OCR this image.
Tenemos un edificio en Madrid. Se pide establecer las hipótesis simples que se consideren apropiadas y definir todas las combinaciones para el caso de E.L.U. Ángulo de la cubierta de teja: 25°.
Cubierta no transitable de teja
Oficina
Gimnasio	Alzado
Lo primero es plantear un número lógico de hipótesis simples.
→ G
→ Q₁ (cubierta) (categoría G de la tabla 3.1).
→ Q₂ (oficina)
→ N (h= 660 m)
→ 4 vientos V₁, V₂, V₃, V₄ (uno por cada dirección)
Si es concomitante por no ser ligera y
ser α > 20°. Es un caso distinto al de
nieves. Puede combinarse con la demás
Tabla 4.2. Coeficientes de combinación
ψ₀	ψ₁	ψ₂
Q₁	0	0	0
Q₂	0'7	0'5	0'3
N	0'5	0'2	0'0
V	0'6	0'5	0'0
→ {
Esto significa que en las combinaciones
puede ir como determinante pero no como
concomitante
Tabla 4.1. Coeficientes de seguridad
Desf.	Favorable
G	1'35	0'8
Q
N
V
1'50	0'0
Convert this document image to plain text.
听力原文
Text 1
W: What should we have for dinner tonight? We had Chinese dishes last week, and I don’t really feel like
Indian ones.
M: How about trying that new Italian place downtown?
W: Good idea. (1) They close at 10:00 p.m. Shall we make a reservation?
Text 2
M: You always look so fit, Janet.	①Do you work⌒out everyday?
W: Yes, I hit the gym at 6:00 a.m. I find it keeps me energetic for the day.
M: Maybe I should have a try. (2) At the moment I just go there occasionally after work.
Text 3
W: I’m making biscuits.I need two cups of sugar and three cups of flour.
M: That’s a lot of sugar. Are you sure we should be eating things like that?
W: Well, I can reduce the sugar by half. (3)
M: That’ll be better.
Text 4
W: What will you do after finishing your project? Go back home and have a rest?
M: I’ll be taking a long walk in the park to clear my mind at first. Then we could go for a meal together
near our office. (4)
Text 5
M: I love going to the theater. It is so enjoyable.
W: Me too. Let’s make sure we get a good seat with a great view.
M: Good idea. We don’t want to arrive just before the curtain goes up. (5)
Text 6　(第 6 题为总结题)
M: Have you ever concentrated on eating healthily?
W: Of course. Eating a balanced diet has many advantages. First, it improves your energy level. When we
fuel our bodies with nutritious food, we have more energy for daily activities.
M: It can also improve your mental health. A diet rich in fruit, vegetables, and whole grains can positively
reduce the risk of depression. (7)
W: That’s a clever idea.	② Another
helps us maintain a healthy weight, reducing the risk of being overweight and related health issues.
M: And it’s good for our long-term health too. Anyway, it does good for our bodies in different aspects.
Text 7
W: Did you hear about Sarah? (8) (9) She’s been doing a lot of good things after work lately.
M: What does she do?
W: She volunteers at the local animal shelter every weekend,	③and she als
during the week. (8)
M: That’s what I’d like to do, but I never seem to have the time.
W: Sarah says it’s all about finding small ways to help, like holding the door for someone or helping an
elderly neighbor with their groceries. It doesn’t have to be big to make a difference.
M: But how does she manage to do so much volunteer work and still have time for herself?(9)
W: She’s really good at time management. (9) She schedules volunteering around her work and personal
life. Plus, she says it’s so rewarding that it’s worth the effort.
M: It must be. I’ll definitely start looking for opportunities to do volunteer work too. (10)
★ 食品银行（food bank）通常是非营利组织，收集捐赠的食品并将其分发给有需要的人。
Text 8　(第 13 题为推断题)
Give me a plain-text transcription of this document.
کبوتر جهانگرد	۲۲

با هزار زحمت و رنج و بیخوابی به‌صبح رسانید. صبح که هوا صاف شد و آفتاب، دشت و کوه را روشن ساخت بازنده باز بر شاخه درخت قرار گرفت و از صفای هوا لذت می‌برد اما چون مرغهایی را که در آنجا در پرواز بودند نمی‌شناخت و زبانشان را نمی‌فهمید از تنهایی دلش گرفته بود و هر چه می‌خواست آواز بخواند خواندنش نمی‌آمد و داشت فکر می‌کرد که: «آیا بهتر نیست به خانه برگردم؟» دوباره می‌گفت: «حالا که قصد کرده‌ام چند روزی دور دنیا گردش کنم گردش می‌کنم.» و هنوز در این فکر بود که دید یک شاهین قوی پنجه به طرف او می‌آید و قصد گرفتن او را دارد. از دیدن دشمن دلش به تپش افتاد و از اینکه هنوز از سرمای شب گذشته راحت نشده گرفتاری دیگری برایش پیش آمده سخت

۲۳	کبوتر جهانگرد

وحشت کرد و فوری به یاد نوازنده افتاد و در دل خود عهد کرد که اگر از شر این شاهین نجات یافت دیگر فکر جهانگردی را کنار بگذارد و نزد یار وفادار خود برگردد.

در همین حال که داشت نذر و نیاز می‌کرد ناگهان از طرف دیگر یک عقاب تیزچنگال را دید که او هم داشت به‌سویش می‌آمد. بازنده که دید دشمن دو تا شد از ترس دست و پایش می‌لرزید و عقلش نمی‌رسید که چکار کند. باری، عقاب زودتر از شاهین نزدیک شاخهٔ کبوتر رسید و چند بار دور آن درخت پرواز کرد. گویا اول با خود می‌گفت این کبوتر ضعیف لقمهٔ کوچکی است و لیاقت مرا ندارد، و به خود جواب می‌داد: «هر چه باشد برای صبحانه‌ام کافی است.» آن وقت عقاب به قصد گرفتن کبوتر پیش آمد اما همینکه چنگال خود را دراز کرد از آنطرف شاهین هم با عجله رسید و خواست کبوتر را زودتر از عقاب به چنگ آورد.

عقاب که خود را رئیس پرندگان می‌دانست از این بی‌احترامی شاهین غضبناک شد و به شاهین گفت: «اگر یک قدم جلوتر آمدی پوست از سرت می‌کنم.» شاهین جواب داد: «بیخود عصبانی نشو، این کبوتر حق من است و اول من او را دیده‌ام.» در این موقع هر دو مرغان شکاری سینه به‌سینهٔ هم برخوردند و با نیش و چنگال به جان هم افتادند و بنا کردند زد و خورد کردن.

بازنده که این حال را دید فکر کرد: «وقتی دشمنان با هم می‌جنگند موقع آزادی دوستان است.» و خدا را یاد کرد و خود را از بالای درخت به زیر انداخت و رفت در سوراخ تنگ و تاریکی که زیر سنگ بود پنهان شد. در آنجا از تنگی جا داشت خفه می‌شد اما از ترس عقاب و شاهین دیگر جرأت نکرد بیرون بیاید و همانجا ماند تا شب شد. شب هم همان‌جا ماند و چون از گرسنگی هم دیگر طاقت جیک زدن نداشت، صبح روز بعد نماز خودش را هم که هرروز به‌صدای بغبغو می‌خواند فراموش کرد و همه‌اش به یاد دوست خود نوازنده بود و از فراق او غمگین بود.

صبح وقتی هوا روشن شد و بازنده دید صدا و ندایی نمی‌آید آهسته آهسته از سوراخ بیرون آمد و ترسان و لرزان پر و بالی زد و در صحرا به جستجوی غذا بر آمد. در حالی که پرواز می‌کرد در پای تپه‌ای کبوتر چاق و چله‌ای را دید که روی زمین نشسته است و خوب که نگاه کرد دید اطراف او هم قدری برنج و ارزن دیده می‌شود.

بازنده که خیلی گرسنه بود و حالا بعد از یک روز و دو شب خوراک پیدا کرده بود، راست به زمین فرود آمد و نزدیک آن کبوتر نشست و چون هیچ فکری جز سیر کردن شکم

-.-.-

Task goal |
In the listing, find every line containing the word "risk" and list it.

Response to the exercise |
reduce the risk of depression. (7)
helps us maintain a healthy weight, reducing the risk of being overweight and related health issues.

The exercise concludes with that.